Quote the entries in full, character for character, without their images.

====== Dataset extract

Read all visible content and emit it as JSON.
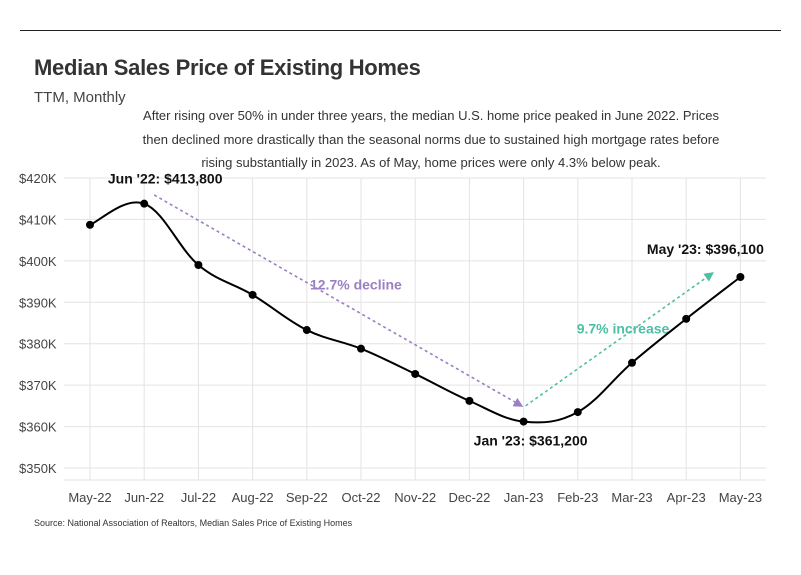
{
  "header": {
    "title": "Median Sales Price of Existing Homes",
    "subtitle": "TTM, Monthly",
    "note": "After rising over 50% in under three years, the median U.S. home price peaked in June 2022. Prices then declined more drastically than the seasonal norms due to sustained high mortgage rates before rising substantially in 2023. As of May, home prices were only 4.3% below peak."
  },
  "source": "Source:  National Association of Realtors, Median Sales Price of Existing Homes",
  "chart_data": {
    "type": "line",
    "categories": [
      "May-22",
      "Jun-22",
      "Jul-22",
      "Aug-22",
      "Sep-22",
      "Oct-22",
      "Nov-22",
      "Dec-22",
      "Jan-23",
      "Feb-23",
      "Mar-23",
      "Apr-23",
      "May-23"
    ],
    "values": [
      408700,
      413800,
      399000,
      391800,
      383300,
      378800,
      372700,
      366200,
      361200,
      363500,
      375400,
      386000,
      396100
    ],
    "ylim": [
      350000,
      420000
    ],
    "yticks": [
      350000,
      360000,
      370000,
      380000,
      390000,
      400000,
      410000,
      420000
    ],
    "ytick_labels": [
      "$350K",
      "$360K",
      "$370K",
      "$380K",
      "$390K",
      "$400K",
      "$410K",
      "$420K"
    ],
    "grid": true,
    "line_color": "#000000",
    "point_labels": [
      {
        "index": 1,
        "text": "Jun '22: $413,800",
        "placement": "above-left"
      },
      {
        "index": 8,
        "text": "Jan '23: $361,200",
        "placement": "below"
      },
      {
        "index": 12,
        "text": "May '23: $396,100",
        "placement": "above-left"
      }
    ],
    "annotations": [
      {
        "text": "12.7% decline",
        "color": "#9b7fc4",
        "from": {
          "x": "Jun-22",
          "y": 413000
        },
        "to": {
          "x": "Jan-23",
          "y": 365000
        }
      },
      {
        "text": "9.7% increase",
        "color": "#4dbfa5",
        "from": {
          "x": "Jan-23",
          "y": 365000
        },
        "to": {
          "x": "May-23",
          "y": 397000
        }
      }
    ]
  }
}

============

• Solution to the problem:
Read all visible content and emit it as JSON.
{
  "header": {
    "title": "Median Sales Price of Existing Homes",
    "subtitle": "TTM, Monthly",
    "note": "After rising over 50% in under three years, the median U.S. home price peaked in June 2022. Prices then declined more drastically than the seasonal norms due to sustained high mortgage rates before rising substantially in 2023. As of May, home prices were only 4.3% below peak."
  },
  "source": "Source:  National Association of Realtors, Median Sales Price of Existing Homes",
  "chart_data": {
    "type": "line",
    "categories": [
      "May-22",
      "Jun-22",
      "Jul-22",
      "Aug-22",
      "Sep-22",
      "Oct-22",
      "Nov-22",
      "Dec-22",
      "Jan-23",
      "Feb-23",
      "Mar-23",
      "Apr-23",
      "May-23"
    ],
    "values": [
      408700,
      413800,
      399000,
      391800,
      383300,
      378800,
      372700,
      366200,
      361200,
      363500,
      375400,
      386000,
      396100
    ],
    "ylim": [
      350000,
      420000
    ],
    "yticks": [
      350000,
      360000,
      370000,
      380000,
      390000,
      400000,
      410000,
      420000
    ],
    "ytick_labels": [
      "$350K",
      "$360K",
      "$370K",
      "$380K",
      "$390K",
      "$400K",
      "$410K",
      "$420K"
    ],
    "grid": true,
    "line_color": "#000000",
    "point_labels": [
      {
        "index": 1,
        "text": "Jun '22: $413,800",
        "placement": "above-left"
      },
      {
        "index": 8,
        "text": "Jan '23: $361,200",
        "placement": "below"
      },
      {
        "index": 12,
        "text": "May '23: $396,100",
        "placement": "above-left"
      }
    ],
    "annotations": [
      {
        "text": "12.7% decline",
        "color": "#9b7fc4",
        "from": {
          "x": "Jun-22",
          "y": 413000
        },
        "to": {
          "x": "Jan-23",
          "y": 365000
        }
      },
      {
        "text": "9.7% increase",
        "color": "#4dbfa5",
        "from": {
          "x": "Jan-23",
          "y": 365000
        },
        "to": {
          "x": "May-23",
          "y": 397000
        }
      }
    ]
  }
}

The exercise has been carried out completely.